DIRECTIVE
Transcribe the listing below word for word.
○ ○ ○ ○ ○ ○ ○
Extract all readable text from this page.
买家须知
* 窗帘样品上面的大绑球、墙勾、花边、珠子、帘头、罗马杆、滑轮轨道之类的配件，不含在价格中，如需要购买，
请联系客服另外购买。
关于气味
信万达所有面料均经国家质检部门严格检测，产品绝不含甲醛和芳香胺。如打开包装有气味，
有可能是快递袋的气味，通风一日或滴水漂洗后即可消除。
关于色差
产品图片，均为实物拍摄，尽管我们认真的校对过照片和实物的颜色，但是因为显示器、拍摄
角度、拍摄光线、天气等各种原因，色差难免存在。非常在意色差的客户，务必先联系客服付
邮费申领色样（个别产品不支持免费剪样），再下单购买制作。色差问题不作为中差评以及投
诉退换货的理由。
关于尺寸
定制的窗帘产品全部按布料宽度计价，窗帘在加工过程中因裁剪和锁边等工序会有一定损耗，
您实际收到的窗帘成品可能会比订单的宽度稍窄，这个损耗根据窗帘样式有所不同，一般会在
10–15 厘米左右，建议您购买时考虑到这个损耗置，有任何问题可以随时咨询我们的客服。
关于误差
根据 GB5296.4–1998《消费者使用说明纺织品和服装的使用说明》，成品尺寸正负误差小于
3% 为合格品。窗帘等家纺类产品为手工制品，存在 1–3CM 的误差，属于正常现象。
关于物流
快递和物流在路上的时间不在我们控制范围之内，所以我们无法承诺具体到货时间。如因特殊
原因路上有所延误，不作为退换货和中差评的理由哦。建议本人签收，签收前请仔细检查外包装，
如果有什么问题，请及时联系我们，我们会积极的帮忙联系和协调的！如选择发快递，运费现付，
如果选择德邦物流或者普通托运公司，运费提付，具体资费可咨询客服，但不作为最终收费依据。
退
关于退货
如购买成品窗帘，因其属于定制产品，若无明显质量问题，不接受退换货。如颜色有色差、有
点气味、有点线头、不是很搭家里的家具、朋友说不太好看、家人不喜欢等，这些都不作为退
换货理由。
○ ○ ○ ○ ○ ○ ○
FINISHED ANSWER
Extract all readable text from this page.
买家须知
* 窗帘样品上面的大绑球、墙勾、花边、珠子、帘头、罗马杆、滑轮轨道之类的配件，不含在价格中，如需要购买，
请联系客服另外购买。
关于气味
信万达所有面料均经国家质检部门严格检测，产品绝不含甲醛和芳香胺。如打开包装有气味，
有可能是快递袋的气味，通风一日或滴水漂洗后即可消除。
关于色差
产品图片，均为实物拍摄，尽管我们认真的校对过照片和实物的颜色，但是因为显示器、拍摄
角度、拍摄光线、天气等各种原因，色差难免存在。非常在意色差的客户，务必先联系客服付
邮费申领色样（个别产品不支持免费剪样），再下单购买制作。色差问题不作为中差评以及投
诉退换货的理由。
关于尺寸
定制的窗帘产品全部按布料宽度计价，窗帘在加工过程中因裁剪和锁边等工序会有一定损耗，
您实际收到的窗帘成品可能会比订单的宽度稍窄，这个损耗根据窗帘样式有所不同，一般会在
10–15 厘米左右，建议您购买时考虑到这个损耗置，有任何问题可以随时咨询我们的客服。
关于误差
根据 GB5296.4–1998《消费者使用说明纺织品和服装的使用说明》，成品尺寸正负误差小于
3% 为合格品。窗帘等家纺类产品为手工制品，存在 1–3CM 的误差，属于正常现象。
关于物流
快递和物流在路上的时间不在我们控制范围之内，所以我们无法承诺具体到货时间。如因特殊
原因路上有所延误，不作为退换货和中差评的理由哦。建议本人签收，签收前请仔细检查外包装，
如果有什么问题，请及时联系我们，我们会积极的帮忙联系和协调的！如选择发快递，运费现付，
如果选择德邦物流或者普通托运公司，运费提付，具体资费可咨询客服，但不作为最终收费依据。
退
关于退货
如购买成品窗帘，因其属于定制产品，若无明显质量问题，不接受退换货。如颜色有色差、有
点气味、有点线头、不是很搭家里的家具、朋友说不太好看、家人不喜欢等，这些都不作为退
换货理由。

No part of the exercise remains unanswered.